=== RECORDS FOR THE EXERCISE ===
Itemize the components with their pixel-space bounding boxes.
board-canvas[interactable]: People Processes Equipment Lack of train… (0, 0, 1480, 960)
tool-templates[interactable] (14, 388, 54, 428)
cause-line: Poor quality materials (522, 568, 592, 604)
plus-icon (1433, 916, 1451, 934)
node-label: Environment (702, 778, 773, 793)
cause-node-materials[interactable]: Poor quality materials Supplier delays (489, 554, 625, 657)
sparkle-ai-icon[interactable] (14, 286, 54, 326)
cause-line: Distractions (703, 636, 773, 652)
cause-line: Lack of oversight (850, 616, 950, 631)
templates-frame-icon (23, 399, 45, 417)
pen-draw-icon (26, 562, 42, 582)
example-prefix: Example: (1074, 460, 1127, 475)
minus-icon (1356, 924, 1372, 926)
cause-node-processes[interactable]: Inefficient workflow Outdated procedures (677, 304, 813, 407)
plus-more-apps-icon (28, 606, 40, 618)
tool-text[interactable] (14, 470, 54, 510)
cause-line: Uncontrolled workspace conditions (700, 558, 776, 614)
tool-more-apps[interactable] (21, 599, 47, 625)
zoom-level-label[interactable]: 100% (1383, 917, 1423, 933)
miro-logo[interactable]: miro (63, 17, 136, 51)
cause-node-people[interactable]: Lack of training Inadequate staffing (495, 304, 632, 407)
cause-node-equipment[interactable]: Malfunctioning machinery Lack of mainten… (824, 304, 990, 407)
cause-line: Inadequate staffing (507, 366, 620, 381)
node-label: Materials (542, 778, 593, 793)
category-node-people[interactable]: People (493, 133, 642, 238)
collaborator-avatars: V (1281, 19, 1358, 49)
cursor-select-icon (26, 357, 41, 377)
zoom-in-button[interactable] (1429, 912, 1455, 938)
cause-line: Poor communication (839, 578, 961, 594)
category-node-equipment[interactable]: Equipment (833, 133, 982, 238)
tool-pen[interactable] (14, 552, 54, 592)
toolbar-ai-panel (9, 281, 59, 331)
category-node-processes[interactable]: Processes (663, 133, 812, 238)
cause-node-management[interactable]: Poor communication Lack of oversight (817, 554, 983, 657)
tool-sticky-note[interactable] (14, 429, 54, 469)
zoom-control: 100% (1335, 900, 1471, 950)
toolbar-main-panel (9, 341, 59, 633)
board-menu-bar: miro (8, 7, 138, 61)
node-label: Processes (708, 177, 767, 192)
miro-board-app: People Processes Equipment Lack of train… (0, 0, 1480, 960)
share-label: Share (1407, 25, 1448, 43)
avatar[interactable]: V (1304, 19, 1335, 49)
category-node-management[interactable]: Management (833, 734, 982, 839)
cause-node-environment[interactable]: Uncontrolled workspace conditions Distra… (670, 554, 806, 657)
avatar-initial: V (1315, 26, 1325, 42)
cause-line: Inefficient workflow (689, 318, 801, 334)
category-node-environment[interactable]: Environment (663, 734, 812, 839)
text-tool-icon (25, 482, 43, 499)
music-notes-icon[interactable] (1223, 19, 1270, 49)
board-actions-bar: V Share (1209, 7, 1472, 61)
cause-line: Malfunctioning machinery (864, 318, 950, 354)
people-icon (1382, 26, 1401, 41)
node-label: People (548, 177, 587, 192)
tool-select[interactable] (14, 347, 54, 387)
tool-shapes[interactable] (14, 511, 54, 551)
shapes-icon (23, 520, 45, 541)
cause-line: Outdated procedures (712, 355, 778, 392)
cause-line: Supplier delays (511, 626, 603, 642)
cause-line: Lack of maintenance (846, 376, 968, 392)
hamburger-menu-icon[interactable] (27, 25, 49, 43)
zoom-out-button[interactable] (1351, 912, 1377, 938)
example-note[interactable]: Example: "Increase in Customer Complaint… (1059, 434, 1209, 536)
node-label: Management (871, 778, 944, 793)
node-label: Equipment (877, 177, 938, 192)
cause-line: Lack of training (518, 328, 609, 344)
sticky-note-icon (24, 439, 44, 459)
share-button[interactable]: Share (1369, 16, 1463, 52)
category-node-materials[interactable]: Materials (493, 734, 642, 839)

=== WHAT NEEDS TO BE DONE ===
Which of the lines above contain the word "conditions"? Copy out each one in full.

=== CORRECT ANSWER ===
cause-line: Uncontrolled workspace conditions (700, 558, 776, 614)
cause-node-environment[interactable]: Uncontrolled workspace conditions Distra… (670, 554, 806, 657)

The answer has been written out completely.